## Record list
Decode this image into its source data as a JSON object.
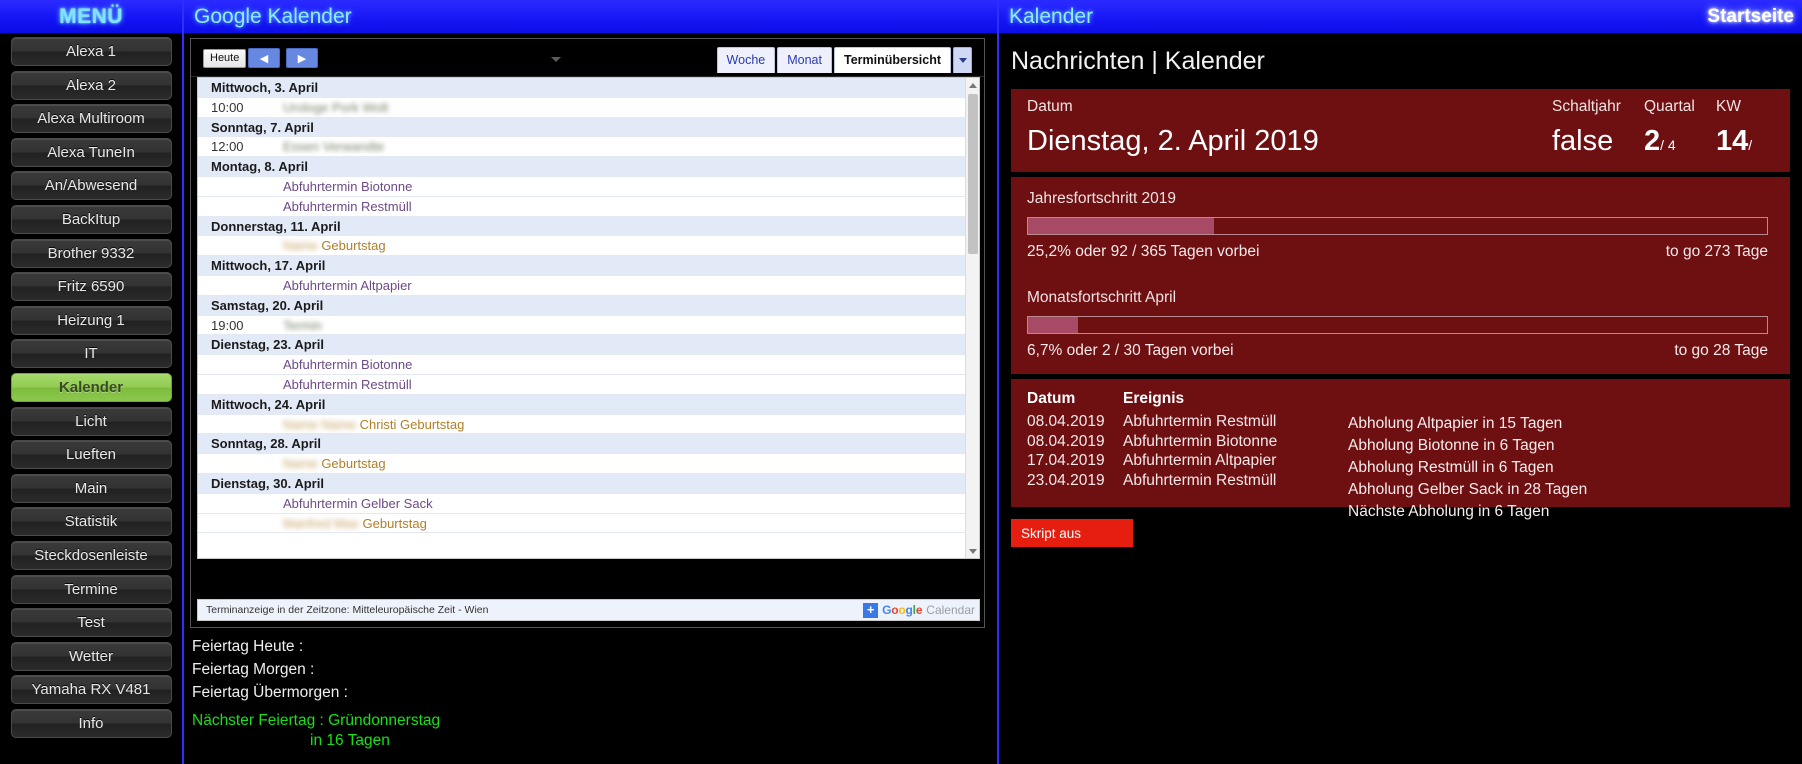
{
  "sidebar": {
    "header": "MENÜ",
    "items": [
      {
        "label": "Alexa 1",
        "active": false
      },
      {
        "label": "Alexa 2",
        "active": false
      },
      {
        "label": "Alexa Multiroom",
        "active": false
      },
      {
        "label": "Alexa TuneIn",
        "active": false
      },
      {
        "label": "An/Abwesend",
        "active": false
      },
      {
        "label": "BackItup",
        "active": false
      },
      {
        "label": "Brother 9332",
        "active": false
      },
      {
        "label": "Fritz 6590",
        "active": false
      },
      {
        "label": "Heizung 1",
        "active": false
      },
      {
        "label": "IT",
        "active": false
      },
      {
        "label": "Kalender",
        "active": true
      },
      {
        "label": "Licht",
        "active": false
      },
      {
        "label": "Lueften",
        "active": false
      },
      {
        "label": "Main",
        "active": false
      },
      {
        "label": "Statistik",
        "active": false
      },
      {
        "label": "Steckdosenleiste",
        "active": false
      },
      {
        "label": "Termine",
        "active": false
      },
      {
        "label": "Test",
        "active": false
      },
      {
        "label": "Wetter",
        "active": false
      },
      {
        "label": "Yamaha RX V481",
        "active": false
      },
      {
        "label": "Info",
        "active": false
      }
    ]
  },
  "center": {
    "header": "Google Kalender",
    "toolbar": {
      "today_label": "Heute",
      "prev_icon": "chevron-left-icon",
      "next_icon": "chevron-right-icon",
      "print_icon": "print-icon",
      "tabs": [
        {
          "label": "Woche",
          "selected": false
        },
        {
          "label": "Monat",
          "selected": false
        },
        {
          "label": "Terminübersicht",
          "selected": true
        }
      ],
      "tab_caret_icon": "chevron-down-icon"
    },
    "agenda": [
      {
        "type": "day",
        "label": "Mittwoch, 3. April"
      },
      {
        "type": "event",
        "time": "10:00",
        "title": "Urologe Pork Wolt",
        "style": "blur"
      },
      {
        "type": "day",
        "label": "Sonntag, 7. April"
      },
      {
        "type": "event",
        "time": "12:00",
        "title": "Essen Verwandte",
        "style": "blur"
      },
      {
        "type": "day",
        "label": "Montag, 8. April"
      },
      {
        "type": "event",
        "time": "",
        "title": "Abfuhrtermin Biotonne",
        "style": "normal"
      },
      {
        "type": "event",
        "time": "",
        "title": "Abfuhrtermin Restmüll",
        "style": "normal"
      },
      {
        "type": "day",
        "label": "Donnerstag, 11. April"
      },
      {
        "type": "event",
        "time": "",
        "title": "Geburtstag",
        "style": "partblur",
        "prefix": "Name"
      },
      {
        "type": "day",
        "label": "Mittwoch, 17. April"
      },
      {
        "type": "event",
        "time": "",
        "title": "Abfuhrtermin Altpapier",
        "style": "normal"
      },
      {
        "type": "day",
        "label": "Samstag, 20. April"
      },
      {
        "type": "event",
        "time": "19:00",
        "title": "Termin",
        "style": "blur"
      },
      {
        "type": "day",
        "label": "Dienstag, 23. April"
      },
      {
        "type": "event",
        "time": "",
        "title": "Abfuhrtermin Biotonne",
        "style": "normal"
      },
      {
        "type": "event",
        "time": "",
        "title": "Abfuhrtermin Restmüll",
        "style": "normal"
      },
      {
        "type": "day",
        "label": "Mittwoch, 24. April"
      },
      {
        "type": "event",
        "time": "",
        "title": "Christi Geburtstag",
        "style": "partblur",
        "prefix": "Name Name"
      },
      {
        "type": "day",
        "label": "Sonntag, 28. April"
      },
      {
        "type": "event",
        "time": "",
        "title": "Geburtstag",
        "style": "partblur",
        "prefix": "Name"
      },
      {
        "type": "day",
        "label": "Dienstag, 30. April"
      },
      {
        "type": "event",
        "time": "",
        "title": "Abfuhrtermin Gelber Sack",
        "style": "normal"
      },
      {
        "type": "event",
        "time": "",
        "title": "Geburtstag",
        "style": "partblur",
        "prefix": "Manfred Max"
      }
    ],
    "footer": {
      "timezone_text": "Terminanzeige in der Zeitzone: Mitteleuropäische Zeit - Wien",
      "brand_plus": "+",
      "brand_google": "Google",
      "brand_calendar": "Calendar"
    },
    "feiertage": {
      "today": "Feiertag Heute :",
      "tomorrow": "Feiertag Morgen :",
      "day_after": "Feiertag Übermorgen :",
      "next": "Nächster Feiertag : Gründonnerstag",
      "next_days": "in 16 Tagen"
    }
  },
  "right": {
    "header_title": "Kalender",
    "home_label": "Startseite",
    "page_title": "Nachrichten | Kalender",
    "date_card": {
      "label_datum": "Datum",
      "label_schaltjahr": "Schaltjahr",
      "label_quartal": "Quartal",
      "label_kw": "KW",
      "value_datum": "Dienstag, 2. April 2019",
      "value_schaltjahr": "false",
      "value_quartal": "2",
      "value_quartal_sub": "/ 4",
      "value_kw": "14",
      "value_kw_sub": "/"
    },
    "progress": {
      "year": {
        "label": "Jahresfortschritt 2019",
        "percent": 25.2,
        "caption": "25,2% oder 92 / 365 Tagen vorbei",
        "togo": "to go 273 Tage"
      },
      "month": {
        "label": "Monatsfortschritt April",
        "percent": 6.7,
        "caption": "6,7% oder 2 / 30 Tagen vorbei",
        "togo": "to go 28 Tage"
      }
    },
    "table": {
      "headers": [
        "Datum",
        "Ereignis"
      ],
      "rows": [
        {
          "date": "08.04.2019",
          "event": "Abfuhrtermin Restmüll"
        },
        {
          "date": "08.04.2019",
          "event": "Abfuhrtermin Biotonne"
        },
        {
          "date": "17.04.2019",
          "event": "Abfuhrtermin Altpapier"
        },
        {
          "date": "23.04.2019",
          "event": "Abfuhrtermin Restmüll"
        }
      ],
      "notices": [
        "Abholung Altpapier in 15 Tagen",
        "Abholung Biotonne in 6 Tagen",
        "Abholung Restmüll in 6 Tagen",
        "Abholung Gelber Sack in 28 Tagen",
        "Nächste Abholung in 6 Tagen"
      ]
    },
    "skript_button": "Skript aus"
  },
  "colors": {
    "accent_blue": "#1717f6",
    "header_text": "#8febff",
    "card_red": "#6e0f12",
    "progress_fill": "#a84a66",
    "active_green": "#92cc53",
    "skript_red": "#e61e10",
    "holiday_green": "#19e019"
  }
}
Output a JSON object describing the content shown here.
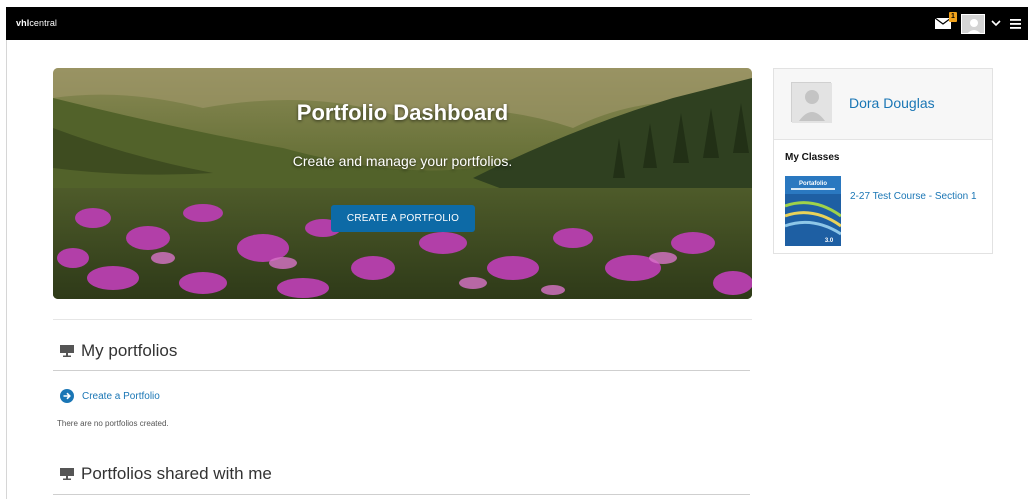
{
  "topbar": {
    "logo_bold": "vhl",
    "logo_rest": "central",
    "mail_count": "1",
    "icons": [
      "mail-icon",
      "user-avatar",
      "chevron-down-icon",
      "hamburger-menu-icon"
    ]
  },
  "hero": {
    "title": "Portfolio Dashboard",
    "subtitle": "Create and manage your portfolios.",
    "button_label": "CREATE A PORTFOLIO"
  },
  "profile": {
    "name": "Dora Douglas",
    "classes_heading": "My Classes",
    "classes": [
      {
        "label": "2-27 Test Course - Section 1",
        "thumb_title": "Portafolio",
        "thumb_version": "3.0"
      }
    ]
  },
  "sections": {
    "my_portfolios": {
      "title": "My portfolios",
      "create_link": "Create a Portfolio",
      "empty_text": "There are no portfolios created."
    },
    "shared": {
      "title": "Portfolios shared with me"
    }
  },
  "colors": {
    "topbar_bg": "#000000",
    "accent": "#1a76b5",
    "button": "#0d6aa6",
    "badge": "#f1a21b"
  }
}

## Given instruction
Show every line above in which the word "down" occurs.

## Response to the exercise
      "tab_caret_icon": "chevron-down-icon"
      "chevron-down-icon",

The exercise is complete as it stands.